* Source records *
###

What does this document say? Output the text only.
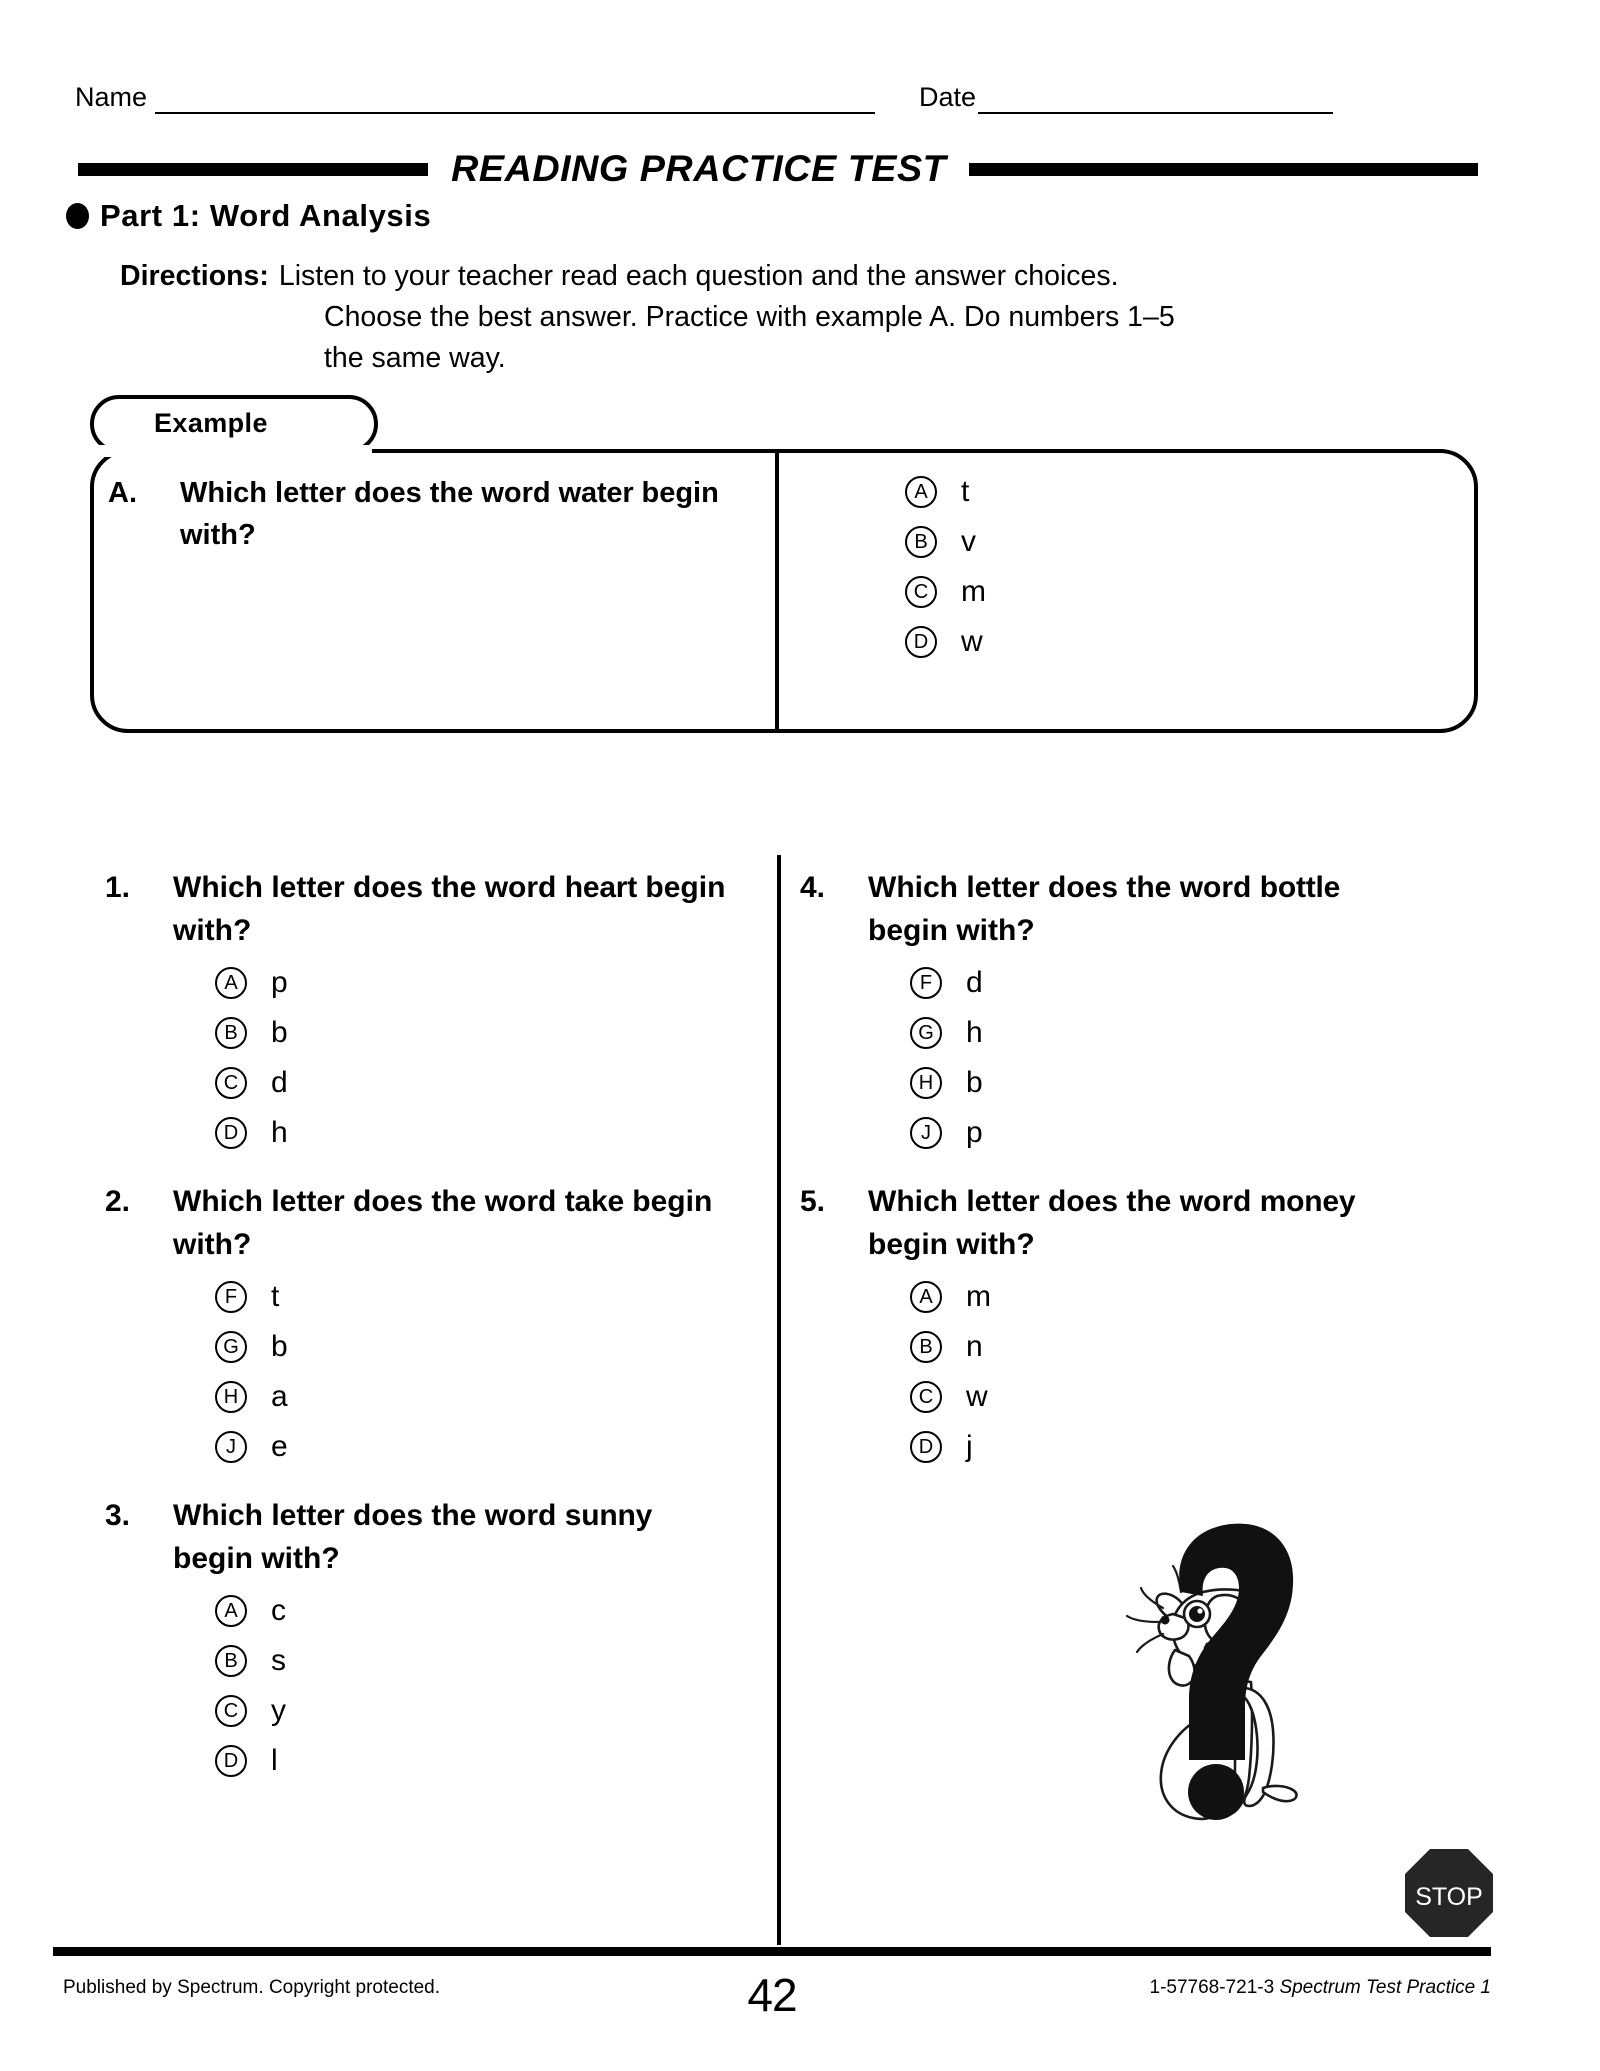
Name	Date
READING PRACTICE TEST
Part 1: Word Analysis
Directions: Listen to your teacher read each question and the answer choices.
Choose the best answer. Practice with example A. Do numbers 1–5
the same way.
Example
A.	Which letter does the word water begin with?
A	t
B	v
C m
D w
1.	Which letter does the word heart begin with?
A	p
B	b
C d
D h
2.	Which letter does the word take begin with?
F	t
G b
H a
J	e
3.	Which letter does the word sunny begin with?
A	c
B	s
C y
D l
4.	Which letter does the word bottle begin with?
F	d
G h
H b
J	p
5.	Which letter does the word money begin with?
A	m
B	n
C w
D j
STOP
Published by Spectrum. Copyright protected.	42	1-57768-721-3 Spectrum Test Practice 1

###

* To do *
From the entries above, copy out every line where the string "with" appears.

* Task solution *
Choose the best answer. Practice with example A. Do numbers 1–5
A.	Which letter does the word water begin with?
1.	Which letter does the word heart begin with?
2.	Which letter does the word take begin with?
3.	Which letter does the word sunny begin with?
4.	Which letter does the word bottle begin with?
5.	Which letter does the word money begin with?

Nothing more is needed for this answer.